Your objective:
Emit the entire listing verbatim.

+ + +

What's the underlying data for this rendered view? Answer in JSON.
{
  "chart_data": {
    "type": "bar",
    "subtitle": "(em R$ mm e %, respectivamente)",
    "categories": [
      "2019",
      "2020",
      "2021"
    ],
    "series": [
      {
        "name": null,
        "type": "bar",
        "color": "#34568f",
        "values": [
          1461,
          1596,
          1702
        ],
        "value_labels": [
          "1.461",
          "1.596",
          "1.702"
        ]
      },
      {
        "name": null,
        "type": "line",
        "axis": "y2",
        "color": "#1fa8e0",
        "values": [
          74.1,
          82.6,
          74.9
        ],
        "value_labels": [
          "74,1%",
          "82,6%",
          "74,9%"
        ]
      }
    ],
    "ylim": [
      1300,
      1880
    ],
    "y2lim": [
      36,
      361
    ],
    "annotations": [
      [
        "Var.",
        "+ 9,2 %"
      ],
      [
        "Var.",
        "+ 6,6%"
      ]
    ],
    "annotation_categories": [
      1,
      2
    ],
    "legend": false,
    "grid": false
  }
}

+ + +

Response to this task:
What's the underlying data for this rendered view? Answer in JSON.
{
  "chart_data": {
    "type": "bar",
    "subtitle": "(em R$ mm e %, respectivamente)",
    "categories": [
      "2019",
      "2020",
      "2021"
    ],
    "series": [
      {
        "name": null,
        "type": "bar",
        "color": "#34568f",
        "values": [
          1461,
          1596,
          1702
        ],
        "value_labels": [
          "1.461",
          "1.596",
          "1.702"
        ]
      },
      {
        "name": null,
        "type": "line",
        "axis": "y2",
        "color": "#1fa8e0",
        "values": [
          74.1,
          82.6,
          74.9
        ],
        "value_labels": [
          "74,1%",
          "82,6%",
          "74,9%"
        ]
      }
    ],
    "ylim": [
      1300,
      1880
    ],
    "y2lim": [
      36,
      361
    ],
    "annotations": [
      [
        "Var.",
        "+ 9,2 %"
      ],
      [
        "Var.",
        "+ 6,6%"
      ]
    ],
    "annotation_categories": [
      1,
      2
    ],
    "legend": false,
    "grid": false
  }
}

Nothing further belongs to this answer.